• DIRECTIVE:
Can you copy the text below on Boreo's Board of Directors word for word, from start to finish?

Boreo’s Board of Directors is composed of a minimum of three and a maximum of seven members. The Annual General Meeting elects the Board of Directors for a term that ends upon the conclusion of the next Annual General Meeting. The Board elects the Chairman (and the Deputy Chairman, if applicable) from among its members.

The company's largest shareholder who owns over 50 percent of company’s shares and voting rights makes a proposal on the composition of the Board of Directors. At the beginning of 2024, the company's Board of Directors had six members. At the Annual General Meeting held on April 17, 2024, six members were elected to the Board of Directors. Simon Hallqvist, Ralf Holmlund, Jouni Grönroos, Camilla Grönholm, Noora Neilimo-Kontio were re-elected as members of the Board and Jussi Vanhanen was elected as a new member. 

Independence of the Board members

Of the Board members elected by the Annual General Meeting on April 17, 2024 Camilla Grönholm, Jouni Grönroos, Ralf Holmlund, Noora Neilimo-Kontio and Jussi Vanhanen are independent of the company and the company’s main shareholders.

Chairman of the Board of Directors Simon Hallqvist is a significant shareholder of the company through Preato Capital AB. Preato Capital AB became the largest owner of the company in a share acquisition carried out on June 14, 2019.

• RECORD EXTRACTS:
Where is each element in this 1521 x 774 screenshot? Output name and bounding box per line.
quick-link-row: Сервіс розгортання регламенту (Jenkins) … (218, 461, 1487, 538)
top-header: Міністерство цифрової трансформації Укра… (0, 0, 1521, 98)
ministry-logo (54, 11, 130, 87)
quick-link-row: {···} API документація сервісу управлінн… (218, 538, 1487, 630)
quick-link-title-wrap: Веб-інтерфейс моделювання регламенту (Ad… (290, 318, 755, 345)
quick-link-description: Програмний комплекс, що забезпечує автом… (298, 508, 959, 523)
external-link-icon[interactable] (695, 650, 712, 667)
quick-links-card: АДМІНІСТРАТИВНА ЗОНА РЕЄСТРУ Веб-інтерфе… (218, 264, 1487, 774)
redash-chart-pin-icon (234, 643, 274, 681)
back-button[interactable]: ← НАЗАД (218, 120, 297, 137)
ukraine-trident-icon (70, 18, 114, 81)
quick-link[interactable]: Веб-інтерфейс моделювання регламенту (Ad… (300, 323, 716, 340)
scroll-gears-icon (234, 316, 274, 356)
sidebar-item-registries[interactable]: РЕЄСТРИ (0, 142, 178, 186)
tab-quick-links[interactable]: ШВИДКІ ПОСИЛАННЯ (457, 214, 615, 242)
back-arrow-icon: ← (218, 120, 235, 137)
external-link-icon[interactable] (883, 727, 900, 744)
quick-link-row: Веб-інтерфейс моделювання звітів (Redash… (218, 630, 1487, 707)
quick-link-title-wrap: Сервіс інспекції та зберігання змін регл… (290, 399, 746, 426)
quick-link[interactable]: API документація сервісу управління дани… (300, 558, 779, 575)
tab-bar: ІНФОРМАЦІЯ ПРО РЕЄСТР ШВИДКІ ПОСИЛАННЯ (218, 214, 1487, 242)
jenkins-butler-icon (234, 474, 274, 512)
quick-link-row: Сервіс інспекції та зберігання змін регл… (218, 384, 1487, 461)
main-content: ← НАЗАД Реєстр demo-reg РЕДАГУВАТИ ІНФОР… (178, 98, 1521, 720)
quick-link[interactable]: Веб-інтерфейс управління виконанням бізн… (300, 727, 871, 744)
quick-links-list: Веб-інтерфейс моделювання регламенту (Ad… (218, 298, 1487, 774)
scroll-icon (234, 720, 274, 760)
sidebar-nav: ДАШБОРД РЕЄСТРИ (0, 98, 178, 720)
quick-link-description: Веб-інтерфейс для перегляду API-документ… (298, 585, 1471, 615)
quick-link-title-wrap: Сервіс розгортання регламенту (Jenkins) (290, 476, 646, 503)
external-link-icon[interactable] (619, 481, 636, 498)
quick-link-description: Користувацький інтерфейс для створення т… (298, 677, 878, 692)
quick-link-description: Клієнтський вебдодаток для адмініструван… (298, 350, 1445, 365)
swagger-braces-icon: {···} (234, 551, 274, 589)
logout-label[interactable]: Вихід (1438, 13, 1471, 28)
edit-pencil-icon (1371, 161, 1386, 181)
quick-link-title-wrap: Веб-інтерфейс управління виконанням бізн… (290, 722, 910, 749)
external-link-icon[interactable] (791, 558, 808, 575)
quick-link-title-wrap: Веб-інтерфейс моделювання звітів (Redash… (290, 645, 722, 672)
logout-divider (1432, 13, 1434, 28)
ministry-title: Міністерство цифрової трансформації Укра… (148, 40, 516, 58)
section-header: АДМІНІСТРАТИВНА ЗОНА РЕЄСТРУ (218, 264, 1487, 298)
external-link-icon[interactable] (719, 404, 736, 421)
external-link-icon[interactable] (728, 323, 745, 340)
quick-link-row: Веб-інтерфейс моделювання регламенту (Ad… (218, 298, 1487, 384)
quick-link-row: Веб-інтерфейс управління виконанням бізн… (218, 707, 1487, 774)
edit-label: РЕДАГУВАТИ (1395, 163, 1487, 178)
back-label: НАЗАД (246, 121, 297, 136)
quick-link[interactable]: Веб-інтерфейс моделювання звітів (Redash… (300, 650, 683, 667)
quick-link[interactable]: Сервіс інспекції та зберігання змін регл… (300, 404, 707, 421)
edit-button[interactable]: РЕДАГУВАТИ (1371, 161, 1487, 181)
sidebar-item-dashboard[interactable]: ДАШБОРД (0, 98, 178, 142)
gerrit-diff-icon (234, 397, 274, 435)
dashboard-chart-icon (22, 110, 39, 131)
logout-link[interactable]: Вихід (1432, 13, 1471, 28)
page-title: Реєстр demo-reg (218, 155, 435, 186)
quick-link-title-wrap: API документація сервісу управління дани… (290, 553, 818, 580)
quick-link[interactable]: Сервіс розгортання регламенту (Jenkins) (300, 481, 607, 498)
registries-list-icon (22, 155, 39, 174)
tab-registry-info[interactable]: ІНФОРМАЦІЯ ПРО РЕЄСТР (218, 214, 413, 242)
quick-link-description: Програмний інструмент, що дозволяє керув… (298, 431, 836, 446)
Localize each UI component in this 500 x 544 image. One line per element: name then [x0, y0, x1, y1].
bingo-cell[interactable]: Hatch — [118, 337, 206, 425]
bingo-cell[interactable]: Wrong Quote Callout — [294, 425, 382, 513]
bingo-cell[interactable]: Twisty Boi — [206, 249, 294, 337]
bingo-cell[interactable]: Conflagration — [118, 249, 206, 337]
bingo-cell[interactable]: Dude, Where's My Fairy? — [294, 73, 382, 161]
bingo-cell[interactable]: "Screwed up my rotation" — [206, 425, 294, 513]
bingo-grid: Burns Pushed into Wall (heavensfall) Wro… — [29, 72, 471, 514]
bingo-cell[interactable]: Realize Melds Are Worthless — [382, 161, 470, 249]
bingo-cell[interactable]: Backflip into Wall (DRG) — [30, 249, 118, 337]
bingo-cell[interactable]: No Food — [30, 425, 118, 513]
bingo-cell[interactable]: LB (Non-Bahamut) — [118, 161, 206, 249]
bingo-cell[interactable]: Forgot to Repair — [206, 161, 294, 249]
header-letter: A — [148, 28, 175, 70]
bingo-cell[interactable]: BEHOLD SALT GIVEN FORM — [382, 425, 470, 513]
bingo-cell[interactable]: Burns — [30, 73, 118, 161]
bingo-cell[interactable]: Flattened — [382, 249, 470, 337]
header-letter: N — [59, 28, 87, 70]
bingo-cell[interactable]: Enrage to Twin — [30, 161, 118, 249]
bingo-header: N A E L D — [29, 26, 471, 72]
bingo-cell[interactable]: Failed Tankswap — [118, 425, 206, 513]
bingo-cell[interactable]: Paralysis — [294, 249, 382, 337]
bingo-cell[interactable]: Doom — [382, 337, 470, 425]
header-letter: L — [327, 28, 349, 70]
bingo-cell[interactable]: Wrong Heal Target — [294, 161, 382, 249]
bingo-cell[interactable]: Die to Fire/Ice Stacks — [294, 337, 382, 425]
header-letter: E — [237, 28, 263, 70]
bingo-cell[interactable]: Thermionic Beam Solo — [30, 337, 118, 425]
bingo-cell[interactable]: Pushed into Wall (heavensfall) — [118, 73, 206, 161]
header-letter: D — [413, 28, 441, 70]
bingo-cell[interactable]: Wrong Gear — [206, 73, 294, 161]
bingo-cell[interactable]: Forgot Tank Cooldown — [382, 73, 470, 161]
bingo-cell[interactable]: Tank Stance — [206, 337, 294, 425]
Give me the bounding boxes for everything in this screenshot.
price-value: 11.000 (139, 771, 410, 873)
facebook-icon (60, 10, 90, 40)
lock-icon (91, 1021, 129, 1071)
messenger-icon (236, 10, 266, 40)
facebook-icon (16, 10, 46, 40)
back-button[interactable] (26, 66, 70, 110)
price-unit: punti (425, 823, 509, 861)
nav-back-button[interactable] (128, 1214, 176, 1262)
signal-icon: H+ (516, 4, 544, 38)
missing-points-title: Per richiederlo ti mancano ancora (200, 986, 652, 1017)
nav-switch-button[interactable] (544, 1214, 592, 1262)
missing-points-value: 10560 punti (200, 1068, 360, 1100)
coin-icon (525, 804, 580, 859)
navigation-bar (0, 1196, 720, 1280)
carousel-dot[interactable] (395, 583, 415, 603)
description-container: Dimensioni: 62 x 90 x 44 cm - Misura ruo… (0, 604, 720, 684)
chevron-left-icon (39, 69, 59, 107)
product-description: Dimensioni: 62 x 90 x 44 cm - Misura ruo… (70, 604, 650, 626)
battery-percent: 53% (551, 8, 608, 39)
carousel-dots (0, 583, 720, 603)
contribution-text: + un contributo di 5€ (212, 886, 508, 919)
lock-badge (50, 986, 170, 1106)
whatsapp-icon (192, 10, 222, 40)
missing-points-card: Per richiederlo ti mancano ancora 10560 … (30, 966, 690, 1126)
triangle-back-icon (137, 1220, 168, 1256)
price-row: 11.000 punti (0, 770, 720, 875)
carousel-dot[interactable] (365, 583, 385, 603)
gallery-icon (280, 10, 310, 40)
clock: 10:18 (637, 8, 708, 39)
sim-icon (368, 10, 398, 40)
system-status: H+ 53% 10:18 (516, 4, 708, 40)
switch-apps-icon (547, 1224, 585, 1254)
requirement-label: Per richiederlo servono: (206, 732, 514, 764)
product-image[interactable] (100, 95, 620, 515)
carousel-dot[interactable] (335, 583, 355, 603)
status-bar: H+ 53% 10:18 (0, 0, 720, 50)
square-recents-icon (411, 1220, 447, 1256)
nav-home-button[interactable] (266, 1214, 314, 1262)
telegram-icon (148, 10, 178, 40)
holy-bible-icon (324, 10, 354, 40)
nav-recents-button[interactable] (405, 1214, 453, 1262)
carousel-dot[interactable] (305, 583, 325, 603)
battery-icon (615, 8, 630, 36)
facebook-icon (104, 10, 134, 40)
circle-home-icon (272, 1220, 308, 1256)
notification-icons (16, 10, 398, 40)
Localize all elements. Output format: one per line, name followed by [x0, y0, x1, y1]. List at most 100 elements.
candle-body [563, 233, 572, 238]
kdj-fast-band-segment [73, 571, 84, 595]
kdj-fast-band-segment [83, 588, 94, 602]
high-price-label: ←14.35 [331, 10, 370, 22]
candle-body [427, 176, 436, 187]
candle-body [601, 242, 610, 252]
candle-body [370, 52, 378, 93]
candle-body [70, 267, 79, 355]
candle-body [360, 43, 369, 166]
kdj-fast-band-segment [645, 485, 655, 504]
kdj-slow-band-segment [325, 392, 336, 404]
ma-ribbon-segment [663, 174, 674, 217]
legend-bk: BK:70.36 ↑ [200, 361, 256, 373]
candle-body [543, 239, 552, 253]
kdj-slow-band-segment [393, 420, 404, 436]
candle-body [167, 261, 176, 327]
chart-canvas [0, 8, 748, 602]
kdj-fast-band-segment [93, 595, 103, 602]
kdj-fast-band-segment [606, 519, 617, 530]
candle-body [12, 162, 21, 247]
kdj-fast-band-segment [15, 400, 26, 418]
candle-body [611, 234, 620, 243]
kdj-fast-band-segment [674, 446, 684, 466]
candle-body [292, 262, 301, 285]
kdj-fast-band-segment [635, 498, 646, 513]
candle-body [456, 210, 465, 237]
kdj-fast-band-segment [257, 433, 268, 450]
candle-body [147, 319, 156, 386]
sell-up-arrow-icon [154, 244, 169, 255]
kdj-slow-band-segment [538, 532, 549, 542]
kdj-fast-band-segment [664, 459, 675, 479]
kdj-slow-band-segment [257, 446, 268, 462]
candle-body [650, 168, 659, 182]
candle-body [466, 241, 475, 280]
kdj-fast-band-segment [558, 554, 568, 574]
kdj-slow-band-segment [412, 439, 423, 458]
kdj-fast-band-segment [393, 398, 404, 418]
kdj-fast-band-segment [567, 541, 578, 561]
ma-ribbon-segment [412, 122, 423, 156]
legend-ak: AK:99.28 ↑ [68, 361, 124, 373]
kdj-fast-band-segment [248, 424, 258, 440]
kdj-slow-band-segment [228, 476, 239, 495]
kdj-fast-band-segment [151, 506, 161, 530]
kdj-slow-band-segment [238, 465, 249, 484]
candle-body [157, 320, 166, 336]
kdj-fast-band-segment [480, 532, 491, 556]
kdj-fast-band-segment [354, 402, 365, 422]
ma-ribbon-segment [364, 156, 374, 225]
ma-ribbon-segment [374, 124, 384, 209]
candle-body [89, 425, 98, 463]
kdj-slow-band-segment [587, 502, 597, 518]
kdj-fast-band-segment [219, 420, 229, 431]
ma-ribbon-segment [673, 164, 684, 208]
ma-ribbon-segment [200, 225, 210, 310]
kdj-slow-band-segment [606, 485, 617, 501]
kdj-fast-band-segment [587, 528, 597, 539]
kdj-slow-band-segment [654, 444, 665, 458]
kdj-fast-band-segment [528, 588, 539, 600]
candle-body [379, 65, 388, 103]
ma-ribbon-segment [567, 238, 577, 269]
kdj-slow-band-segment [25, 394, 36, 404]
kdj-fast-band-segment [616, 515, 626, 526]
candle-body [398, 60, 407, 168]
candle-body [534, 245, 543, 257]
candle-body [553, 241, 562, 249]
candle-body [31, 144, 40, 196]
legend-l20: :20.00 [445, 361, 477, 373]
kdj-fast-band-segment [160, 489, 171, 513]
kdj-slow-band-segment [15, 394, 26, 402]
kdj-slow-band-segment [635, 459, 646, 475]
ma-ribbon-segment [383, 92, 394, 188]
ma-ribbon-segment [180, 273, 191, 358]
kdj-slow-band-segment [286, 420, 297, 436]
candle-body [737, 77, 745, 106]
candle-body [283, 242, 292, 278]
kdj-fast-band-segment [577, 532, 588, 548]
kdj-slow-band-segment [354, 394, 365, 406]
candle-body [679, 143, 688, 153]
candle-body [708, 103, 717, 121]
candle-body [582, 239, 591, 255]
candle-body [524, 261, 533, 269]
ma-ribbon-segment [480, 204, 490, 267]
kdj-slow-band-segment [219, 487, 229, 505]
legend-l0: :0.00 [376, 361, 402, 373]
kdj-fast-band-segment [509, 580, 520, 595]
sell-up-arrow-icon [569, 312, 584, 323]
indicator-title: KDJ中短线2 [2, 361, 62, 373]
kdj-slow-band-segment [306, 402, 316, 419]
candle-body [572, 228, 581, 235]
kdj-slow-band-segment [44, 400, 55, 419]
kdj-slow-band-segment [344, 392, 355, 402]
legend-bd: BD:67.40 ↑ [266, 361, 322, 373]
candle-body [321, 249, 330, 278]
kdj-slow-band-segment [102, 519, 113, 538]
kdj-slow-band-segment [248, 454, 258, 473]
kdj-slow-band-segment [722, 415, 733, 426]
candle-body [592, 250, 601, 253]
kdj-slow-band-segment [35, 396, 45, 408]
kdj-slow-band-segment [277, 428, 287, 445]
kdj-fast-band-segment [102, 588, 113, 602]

• THE ANSWER:
Boreo’s Board of Directors is composed of a minimum of three and a maximum of seven members. The Annual General Meeting elects the Board of Directors for a term that ends upon the conclusion of the next Annual General Meeting. The Board elects the Chairman (and the Deputy Chairman, if applicable) from among its members.

The company's largest shareholder who owns over 50 percent of company’s shares and voting rights makes a proposal on the composition of the Board of Directors. At the beginning of 2024, the company's Board of Directors had six members. At the Annual General Meeting held on April 17, 2024, six members were elected to the Board of Directors. Simon Hallqvist, Ralf Holmlund, Jouni Grönroos, Camilla Grönholm, Noora Neilimo-Kontio were re-elected as members of the Board and Jussi Vanhanen was elected as a new member. 

Independence of the Board members

Of the Board members elected by the Annual General Meeting on April 17, 2024 Camilla Grönholm, Jouni Grönroos, Ralf Holmlund, Noora Neilimo-Kontio and Jussi Vanhanen are independent of the company and the company’s main shareholders.

Chairman of the Board of Directors Simon Hallqvist is a significant shareholder of the company through Preato Capital AB. Preato Capital AB became the largest owner of the company in a share acquisition carried out on June 14, 2019.